- [EXERCISE REQUIREMENTS] Check every line of the entries that follow, and copy the ones containing "цвете".
start WORKING DATA
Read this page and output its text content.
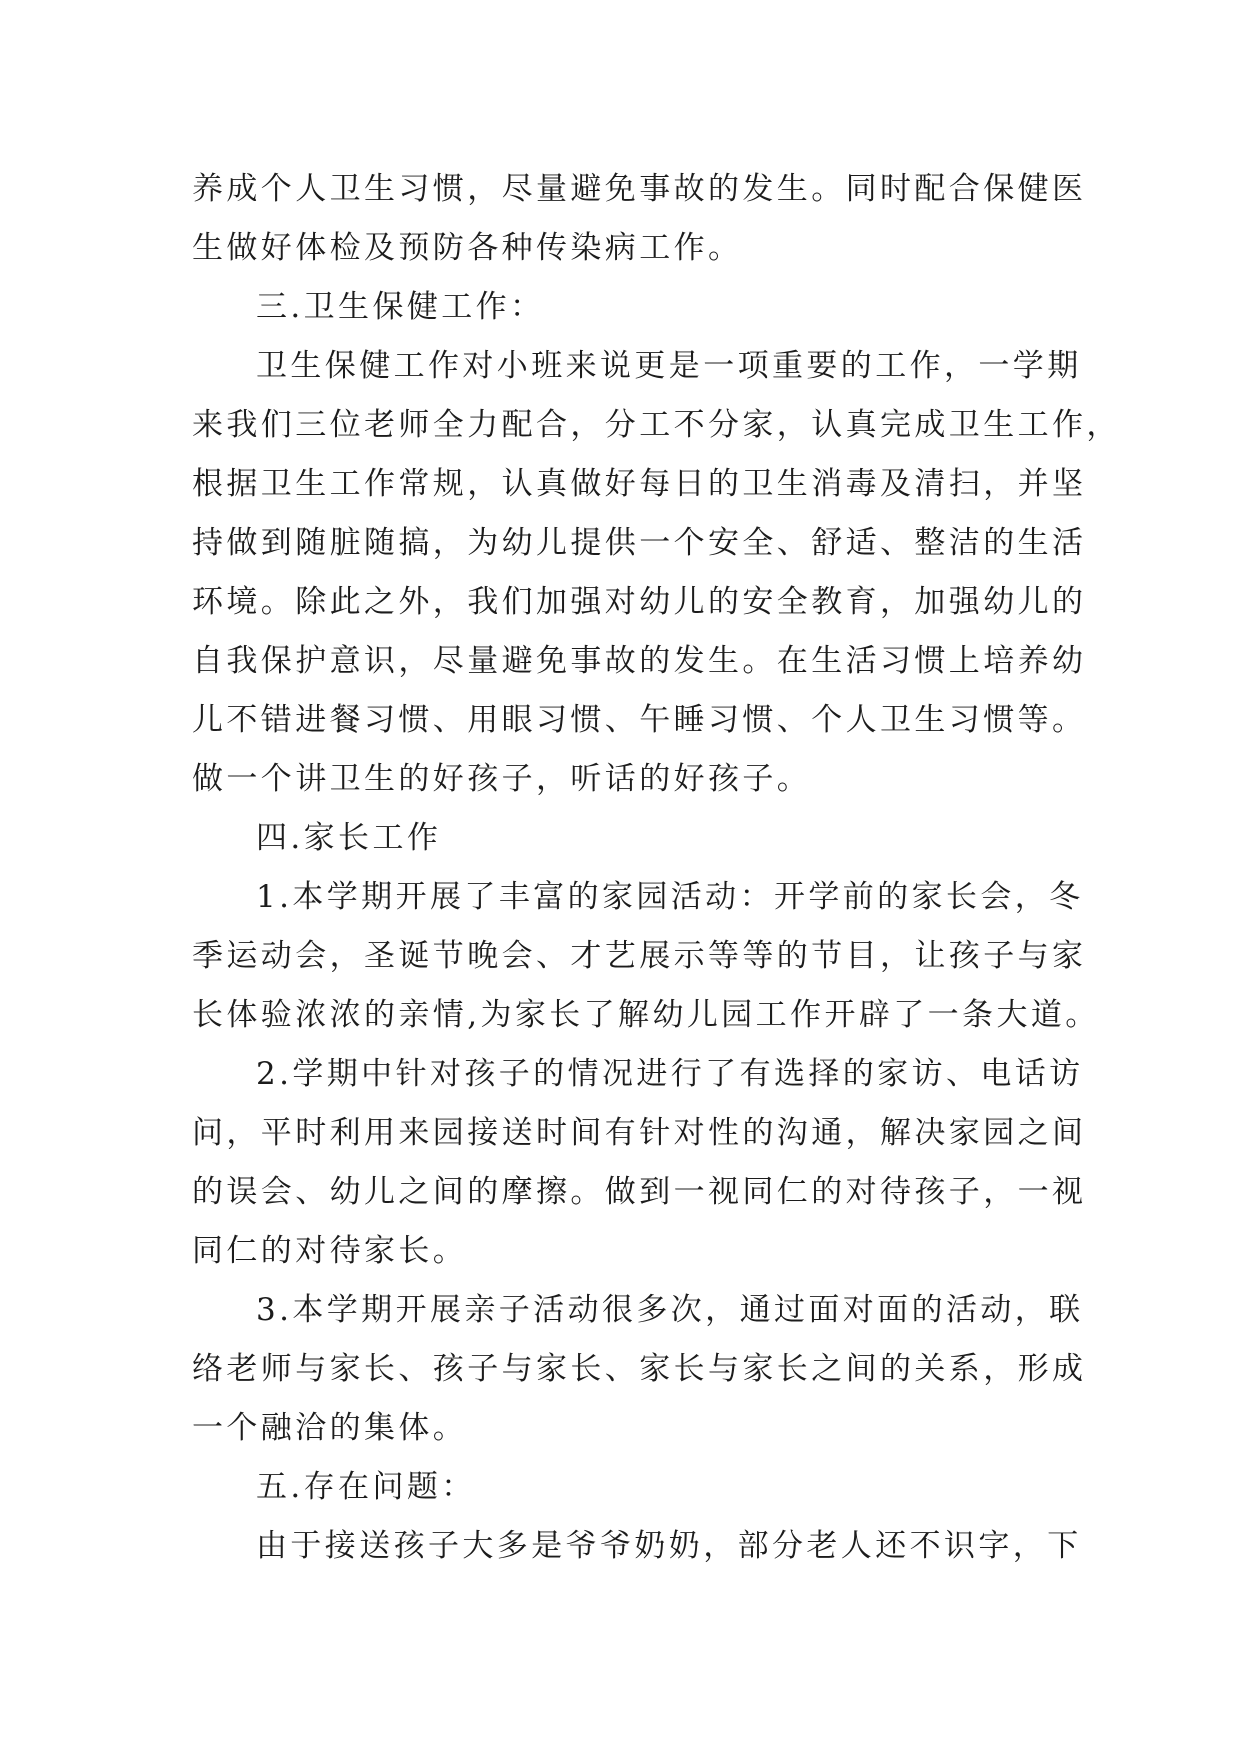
养成个人卫生习惯，尽量避免事故的发生。同时配合保健医
生做好体检及预防各种传染病工作。
三.卫生保健工作：
卫生保健工作对小班来说更是一项重要的工作，一学期
来我们三位老师全力配合，分工不分家，认真完成卫生工作，
根据卫生工作常规，认真做好每日的卫生消毒及清扫，并坚
持做到随脏随搞，为幼儿提供一个安全、舒适、整洁的生活
环境。除此之外，我们加强对幼儿的安全教育，加强幼儿的
自我保护意识，尽量避免事故的发生。在生活习惯上培养幼
儿不错进餐习惯、用眼习惯、午睡习惯、个人卫生习惯等。
做一个讲卫生的好孩子，听话的好孩子。
四.家长工作
1.本学期开展了丰富的家园活动：开学前的家长会，冬
季运动会，圣诞节晚会、才艺展示等等的节目，让孩子与家
长体验浓浓的亲情,为家长了解幼儿园工作开辟了一条大道。
2.学期中针对孩子的情况进行了有选择的家访、电话访
问，平时利用来园接送时间有针对性的沟通，解决家园之间
的误会、幼儿之间的摩擦。做到一视同仁的对待孩子，一视
同仁的对待家长。
3.本学期开展亲子活动很多次，通过面对面的活动，联
络老师与家长、孩子与家长、家长与家长之间的关系，形成
一个融洽的集体。
五.存在问题：
由于接送孩子大多是爷爷奶奶，部分老人还不识字，下
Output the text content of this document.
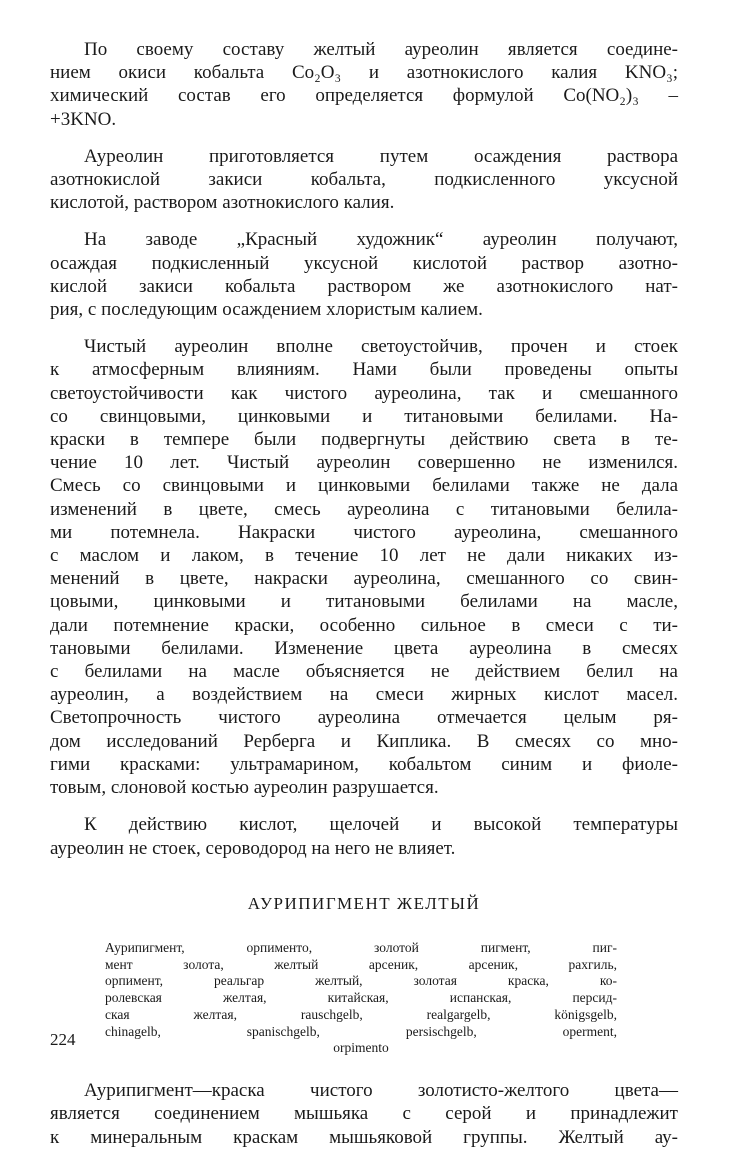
По своему составу желтый ауреолин является соедине-
нием окиси кобальта Co₂O₃ и азотнокислого калия KNO₃;
химический состав его определяется формулой Co(NO₂)₃ –
+3KNO.

Ауреолин приготовляется путем осаждения раствора
азотнокислой закиси кобальта, подкисленного уксусной
кислотой, раствором азотнокислого калия.

На заводе „Красный художник“ ауреолин получают,
осаждая подкисленный уксусной кислотой раствор азотно-
кислой закиси кобальта раствором же азотнокислого нат-
рия, с последующим осаждением хлористым калием.

Чистый ауреолин вполне светоустойчив, прочен и стоек
к атмосферным влияниям. Нами были проведены опыты
светоустойчивости как чистого ауреолина, так и смешанного
со свинцовыми, цинковыми и титановыми белилами. На-
краски в темпере были подвергнуты действию света в те-
чение 10 лет. Чистый ауреолин совершенно не изменился.
Смесь со свинцовыми и цинковыми белилами также не дала
изменений в цвете, смесь ауреолина с титановыми белила-
ми потемнела. Накраски чистого ауреолина, смешанного
с маслом и лаком, в течение 10 лет не дали никаких из-
менений в цвете, накраски ауреолина, смешанного со свин-
цовыми, цинковыми и титановыми белилами на масле,
дали потемнение краски, особенно сильное в смеси с ти-
тановыми белилами. Изменение цвета ауреолина в смесях
с белилами на масле объясняется не действием белил на
ауреолин, а воздействием на смеси жирных кислот масел.
Светопрочность чистого ауреолина отмечается целым ря-
дом исследований Рерберга и Киплика. В смесях со мно-
гими красками: ультрамарином, кобальтом синим и фиоле-
товым, слоновой костью ауреолин разрушается.

К действию кислот, щелочей и высокой температуры
ауреолин не стоек, сероводород на него не влияет.

АУРИПИГМЕНТ ЖЕЛТЫЙ
Аурипигмент, орпименто, золотой пигмент, пиг-
мент золота, желтый арсеник, арсеник, рахгиль,
орпимент, реальгар желтый, золотая краска, ко-
ролевская желтая, китайская, испанская, персид-
ская желтая, rauschgelb, realgargelb, königsgelb,
chinagelb, spanischgelb, persischgelb, operment,
orpimento

Аурипигмент—краска чистого золотисто-желтого цвета—
является соединением мышьяка с серой и принадлежит
к минеральным краскам мышьяковой группы. Желтый ау-

224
end WORKING DATA
- [THE REPLY]
изменений в цвете, смесь ауреолина с титановыми белила-
менений в цвете, накраски ауреолина, смешанного со свин-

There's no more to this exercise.